[Excerpt from a dataset]

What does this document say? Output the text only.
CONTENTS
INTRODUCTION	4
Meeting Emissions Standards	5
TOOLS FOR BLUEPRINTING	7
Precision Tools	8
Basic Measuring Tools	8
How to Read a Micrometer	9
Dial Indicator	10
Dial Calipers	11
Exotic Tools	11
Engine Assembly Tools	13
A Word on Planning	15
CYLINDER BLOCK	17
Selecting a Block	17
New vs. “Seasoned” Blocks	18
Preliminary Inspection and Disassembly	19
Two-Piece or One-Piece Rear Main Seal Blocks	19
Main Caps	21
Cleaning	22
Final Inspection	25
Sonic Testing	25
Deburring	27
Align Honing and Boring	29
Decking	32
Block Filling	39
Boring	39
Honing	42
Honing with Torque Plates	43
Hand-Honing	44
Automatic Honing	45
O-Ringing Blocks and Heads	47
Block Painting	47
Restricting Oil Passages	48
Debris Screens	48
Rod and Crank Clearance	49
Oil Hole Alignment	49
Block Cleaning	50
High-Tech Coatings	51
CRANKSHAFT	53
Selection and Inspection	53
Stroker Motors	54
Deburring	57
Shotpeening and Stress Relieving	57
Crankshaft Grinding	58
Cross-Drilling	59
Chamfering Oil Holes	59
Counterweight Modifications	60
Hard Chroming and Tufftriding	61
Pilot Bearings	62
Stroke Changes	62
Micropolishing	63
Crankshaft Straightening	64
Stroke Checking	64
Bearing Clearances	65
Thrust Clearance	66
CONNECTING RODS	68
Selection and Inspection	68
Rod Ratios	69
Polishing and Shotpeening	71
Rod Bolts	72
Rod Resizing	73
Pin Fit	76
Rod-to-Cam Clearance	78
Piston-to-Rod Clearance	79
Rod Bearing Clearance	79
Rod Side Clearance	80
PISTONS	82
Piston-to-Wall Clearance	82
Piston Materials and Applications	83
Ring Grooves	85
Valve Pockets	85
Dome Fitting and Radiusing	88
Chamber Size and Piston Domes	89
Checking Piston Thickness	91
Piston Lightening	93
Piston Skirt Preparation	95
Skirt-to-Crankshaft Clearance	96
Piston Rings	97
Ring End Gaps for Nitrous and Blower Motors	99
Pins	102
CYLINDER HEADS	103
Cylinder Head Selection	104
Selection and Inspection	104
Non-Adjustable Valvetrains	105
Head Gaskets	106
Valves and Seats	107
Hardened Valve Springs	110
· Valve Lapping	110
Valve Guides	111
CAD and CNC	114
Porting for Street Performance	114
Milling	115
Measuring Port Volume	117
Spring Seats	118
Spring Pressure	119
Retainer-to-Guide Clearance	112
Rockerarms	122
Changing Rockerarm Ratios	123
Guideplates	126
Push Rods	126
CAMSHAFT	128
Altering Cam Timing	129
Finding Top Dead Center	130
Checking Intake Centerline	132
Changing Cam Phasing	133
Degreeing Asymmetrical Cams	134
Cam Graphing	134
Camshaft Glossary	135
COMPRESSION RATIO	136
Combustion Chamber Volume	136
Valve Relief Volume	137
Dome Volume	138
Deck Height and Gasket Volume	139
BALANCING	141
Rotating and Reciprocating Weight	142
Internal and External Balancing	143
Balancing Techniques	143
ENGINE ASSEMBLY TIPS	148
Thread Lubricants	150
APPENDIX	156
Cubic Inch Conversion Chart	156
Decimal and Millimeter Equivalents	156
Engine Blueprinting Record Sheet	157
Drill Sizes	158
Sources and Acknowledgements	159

- _Exercise objective_: Copy each line of the data above without altering a single character.

- _Answer for the task_:
What does this document say? Output the text only.
CONTENTS
INTRODUCTION	4
Meeting Emissions Standards	5
TOOLS FOR BLUEPRINTING	7
Precision Tools	8
Basic Measuring Tools	8
How to Read a Micrometer	9
Dial Indicator	10
Dial Calipers	11
Exotic Tools	11
Engine Assembly Tools	13
A Word on Planning	15
CYLINDER BLOCK	17
Selecting a Block	17
New vs. “Seasoned” Blocks	18
Preliminary Inspection and Disassembly	19
Two-Piece or One-Piece Rear Main Seal Blocks	19
Main Caps	21
Cleaning	22
Final Inspection	25
Sonic Testing	25
Deburring	27
Align Honing and Boring	29
Decking	32
Block Filling	39
Boring	39
Honing	42
Honing with Torque Plates	43
Hand-Honing	44
Automatic Honing	45
O-Ringing Blocks and Heads	47
Block Painting	47
Restricting Oil Passages	48
Debris Screens	48
Rod and Crank Clearance	49
Oil Hole Alignment	49
Block Cleaning	50
High-Tech Coatings	51
CRANKSHAFT	53
Selection and Inspection	53
Stroker Motors	54
Deburring	57
Shotpeening and Stress Relieving	57
Crankshaft Grinding	58
Cross-Drilling	59
Chamfering Oil Holes	59
Counterweight Modifications	60
Hard Chroming and Tufftriding	61
Pilot Bearings	62
Stroke Changes	62
Micropolishing	63
Crankshaft Straightening	64
Stroke Checking	64
Bearing Clearances	65
Thrust Clearance	66
CONNECTING RODS	68
Selection and Inspection	68
Rod Ratios	69
Polishing and Shotpeening	71
Rod Bolts	72
Rod Resizing	73
Pin Fit	76
Rod-to-Cam Clearance	78
Piston-to-Rod Clearance	79
Rod Bearing Clearance	79
Rod Side Clearance	80
PISTONS	82
Piston-to-Wall Clearance	82
Piston Materials and Applications	83
Ring Grooves	85
Valve Pockets	85
Dome Fitting and Radiusing	88
Chamber Size and Piston Domes	89
Checking Piston Thickness	91
Piston Lightening	93
Piston Skirt Preparation	95
Skirt-to-Crankshaft Clearance	96
Piston Rings	97
Ring End Gaps for Nitrous and Blower Motors	99
Pins	102
CYLINDER HEADS	103
Cylinder Head Selection	104
Selection and Inspection	104
Non-Adjustable Valvetrains	105
Head Gaskets	106
Valves and Seats	107
Hardened Valve Springs	110
· Valve Lapping	110
Valve Guides	111
CAD and CNC	114
Porting for Street Performance	114
Milling	115
Measuring Port Volume	117
Spring Seats	118
Spring Pressure	119
Retainer-to-Guide Clearance	112
Rockerarms	122
Changing Rockerarm Ratios	123
Guideplates	126
Push Rods	126
CAMSHAFT	128
Altering Cam Timing	129
Finding Top Dead Center	130
Checking Intake Centerline	132
Changing Cam Phasing	133
Degreeing Asymmetrical Cams	134
Cam Graphing	134
Camshaft Glossary	135
COMPRESSION RATIO	136
Combustion Chamber Volume	136
Valve Relief Volume	137
Dome Volume	138
Deck Height and Gasket Volume	139
BALANCING	141
Rotating and Reciprocating Weight	142
Internal and External Balancing	143
Balancing Techniques	143
ENGINE ASSEMBLY TIPS	148
Thread Lubricants	150
APPENDIX	156
Cubic Inch Conversion Chart	156
Decimal and Millimeter Equivalents	156
Engine Blueprinting Record Sheet	157
Drill Sizes	158
Sources and Acknowledgements	159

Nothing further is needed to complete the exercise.